- WHAT YOU NEED TO DO
Retype the records from the line with "signal-icon [414,8,418,43]" to the line with "battery-icon [426,8,457,22]", both lines included.

:::

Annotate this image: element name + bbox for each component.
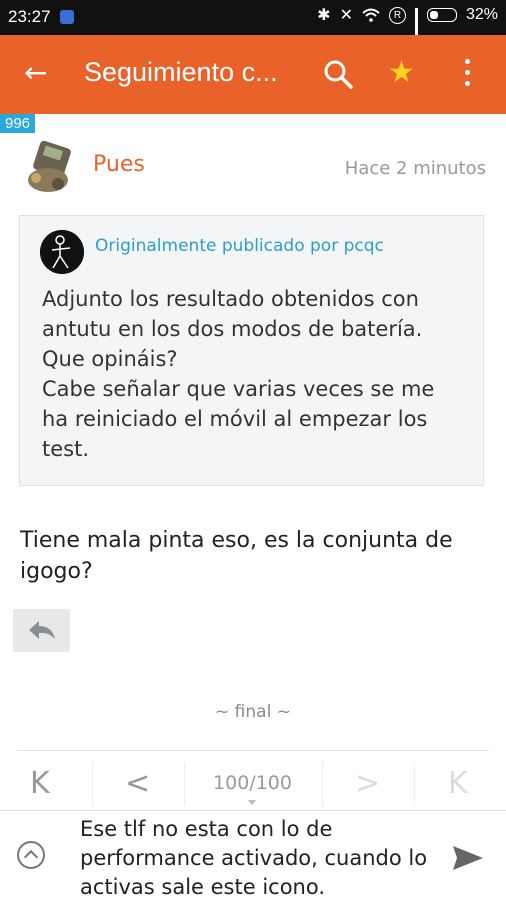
signal-icon [414,8,418,43]
quote-text: Adjunto los resultado obtenidos con antu… [42,284,467,464]
page-title: Seguimiento c... [84,57,278,87]
pager-separator [92,762,93,806]
prev-page-button[interactable]: < [125,764,150,804]
send-icon[interactable] [452,845,484,871]
next-page-button[interactable]: > [355,764,380,804]
status-time: 23:27 [8,7,51,26]
battery-icon [426,8,457,22]
reply-input[interactable]: Ese tlf no esta con lo de performance ac… [80,815,450,902]
thread-end-marker: ~ final ~ [215,702,291,722]
back-arrow-icon[interactable]: ← [24,57,47,89]
avatar[interactable] [22,140,80,196]
page-count[interactable]: 100/100 [205,772,300,794]
post-author[interactable]: Pues [93,152,145,177]
expand-up-icon[interactable] [17,841,45,869]
quote-line: Cabe señalar que varias veces se me [42,377,435,401]
notification-app-icon [60,10,74,24]
more-options-icon[interactable] [462,59,472,91]
quote-line: antutu en los dos modos de batería. [42,317,423,341]
reply-button[interactable] [13,609,70,652]
roaming-icon: R [388,6,406,24]
wifi-icon [362,8,380,22]
last-page-button[interactable]: K [448,764,468,804]
quote-avatar [40,230,84,274]
quote-line: Que opináis? [42,347,178,371]
pager-separator [414,762,415,806]
pager-separator [184,762,185,806]
pager-separator [322,762,323,806]
quote-line: ha reiniciado el móvil al empezar los [42,407,428,431]
page-select-caret-icon[interactable] [248,800,256,805]
mute-icon: ✕ [339,7,353,24]
status-bar: 23:27 ✱ ✕ R 32% [0,0,506,43]
divider [17,750,489,751]
reply-icon [29,621,55,639]
post-body: Tiene mala pinta eso, es la conjunta de … [20,528,453,584]
bluetooth-icon: ✱ [317,7,331,24]
pagination-bar: K < 100/100 > K [0,752,506,812]
quote-attribution[interactable]: Originalmente publicado por pcqc [95,236,384,256]
post-timestamp: Hace 2 minutos [344,158,486,179]
reply-composer: Ese tlf no esta con lo de performance ac… [0,810,506,901]
post-number-badge: 996 [0,114,36,133]
star-icon[interactable]: ★ [388,55,415,90]
battery-percent: 32% [465,6,498,23]
first-page-button[interactable]: K [30,764,50,804]
quote-line: test. [42,437,90,461]
search-icon[interactable] [323,59,353,89]
quote-line: Adjunto los resultado obtenidos con [42,287,419,311]
app-bar: ← Seguimiento c... ★ [0,35,506,114]
status-icons: ✱ ✕ R 32% [317,5,498,43]
quote-block: Originalmente publicado por pcqc Adjunto… [19,215,484,486]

:::

- WRITTEN SOLUTION
signal-icon [414,8,418,43]
quote-text: Adjunto los resultado obtenidos con antu… [42,284,467,464]
page-title: Seguimiento c... [84,57,278,87]
pager-separator [92,762,93,806]
prev-page-button[interactable]: < [125,764,150,804]
send-icon[interactable] [452,845,484,871]
next-page-button[interactable]: > [355,764,380,804]
status-time: 23:27 [8,7,51,26]
battery-icon [426,8,457,22]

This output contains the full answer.